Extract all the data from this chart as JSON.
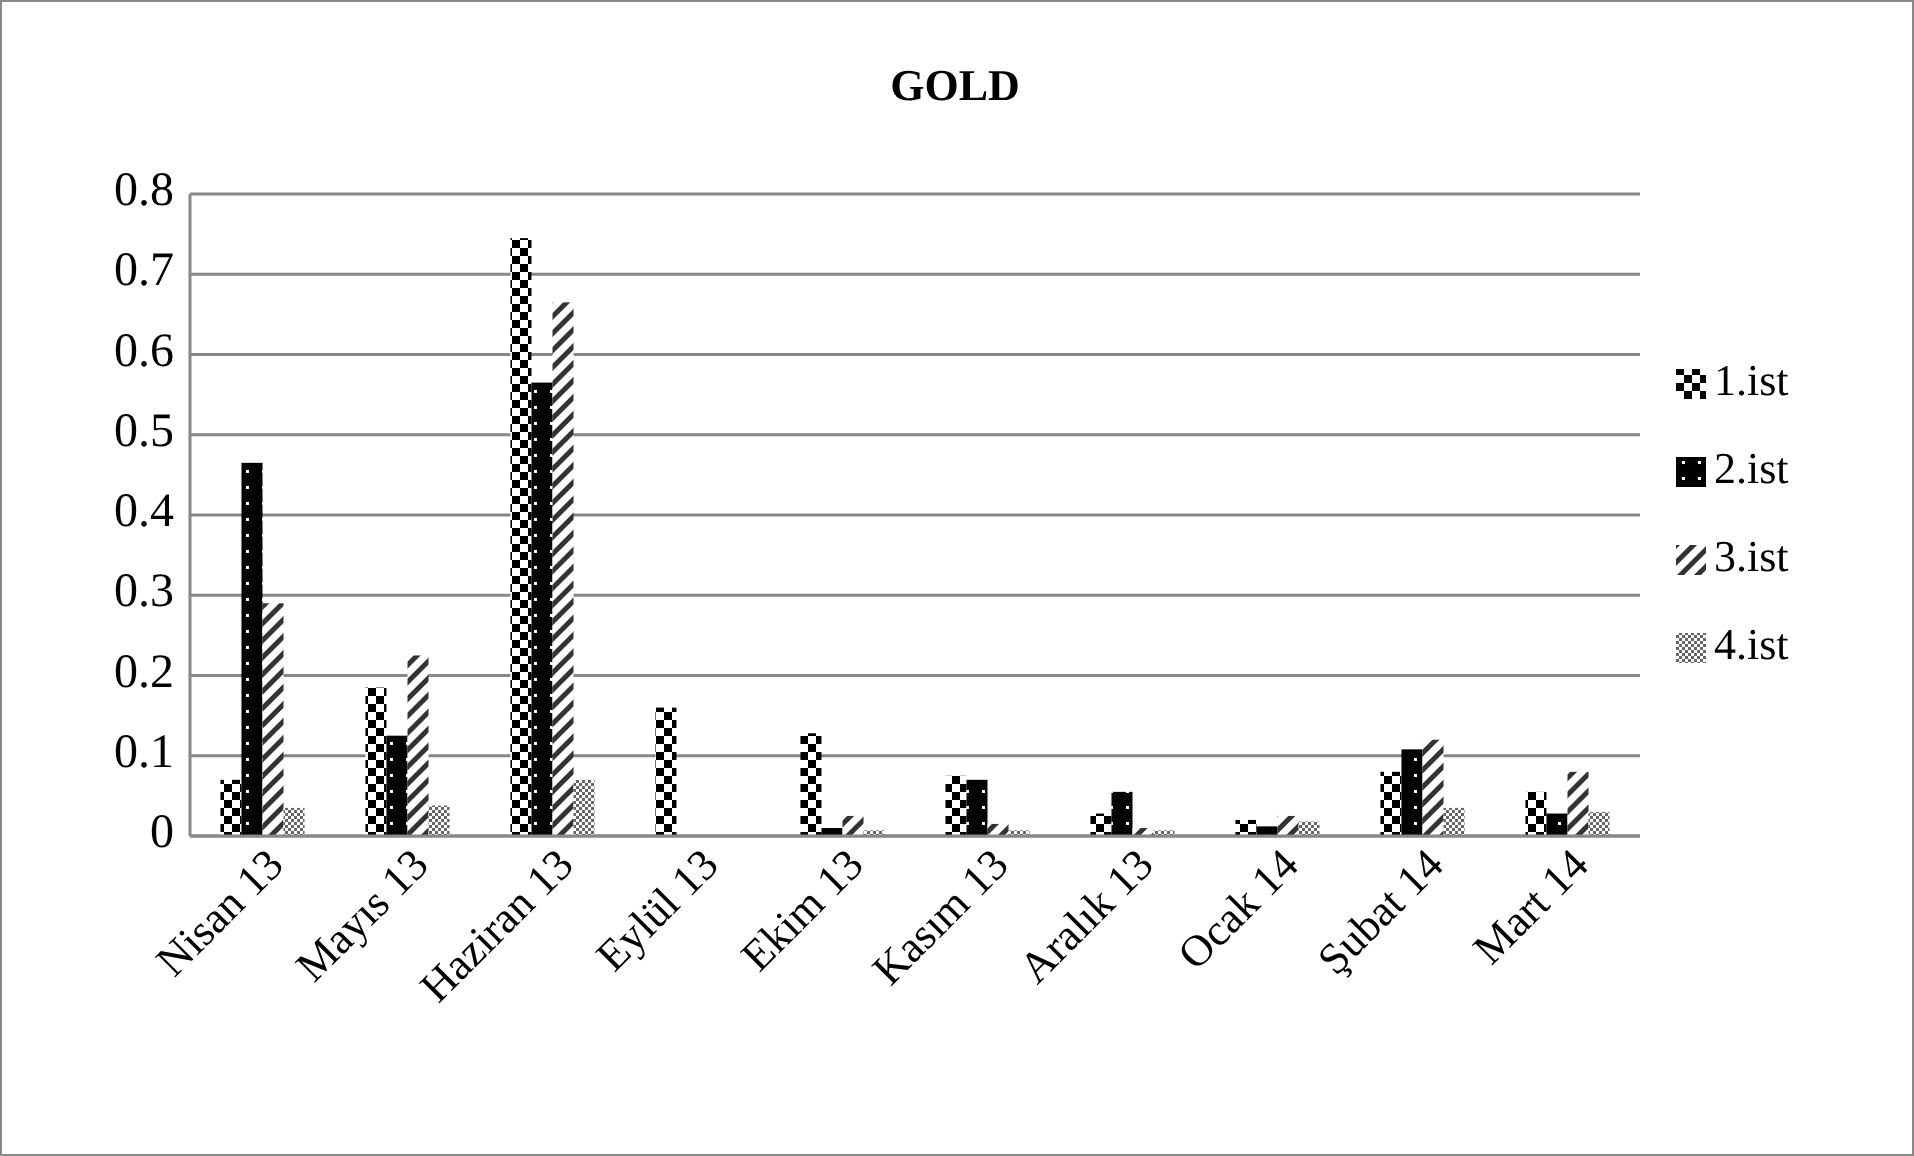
{
  "chart_data": {
    "type": "bar",
    "title": "GOLD",
    "categories": [
      "Nisan 13",
      "Mayıs 13",
      "Haziran 13",
      "Eylül 13",
      "Ekim 13",
      "Kasım 13",
      "Aralık 13",
      "Ocak 14",
      "Şubat 14",
      "Mart 14"
    ],
    "series": [
      {
        "name": "1.ist",
        "color": "#000000",
        "values": [
          0.07,
          0.185,
          0.745,
          0.16,
          0.128,
          0.075,
          0.028,
          0.02,
          0.08,
          0.055
        ]
      },
      {
        "name": "2.ist",
        "color": "#000000",
        "values": [
          0.465,
          0.125,
          0.565,
          null,
          0.01,
          0.07,
          0.055,
          0.012,
          0.108,
          0.028
        ]
      },
      {
        "name": "3.ist",
        "color": "#333333",
        "values": [
          0.29,
          0.225,
          0.665,
          null,
          0.025,
          0.015,
          0.01,
          0.025,
          0.12,
          0.08
        ]
      },
      {
        "name": "4.ist",
        "color": "#666666",
        "values": [
          0.035,
          0.038,
          0.07,
          null,
          0.007,
          0.007,
          0.007,
          0.018,
          0.035,
          0.03
        ]
      }
    ],
    "ylim": [
      0,
      0.8
    ],
    "yticks": [
      0,
      0.1,
      0.2,
      0.3,
      0.4,
      0.5,
      0.6,
      0.7,
      0.8
    ],
    "grid": "y",
    "legend": "right"
  }
}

========================

• WHAT THIS TASK INVOLVES
Identify all lines where the word "color" shows up. Copy them.

• EXERCISE ANSWER
        "color": "#000000",
        "color": "#000000",
        "color": "#333333",
        "color": "#666666",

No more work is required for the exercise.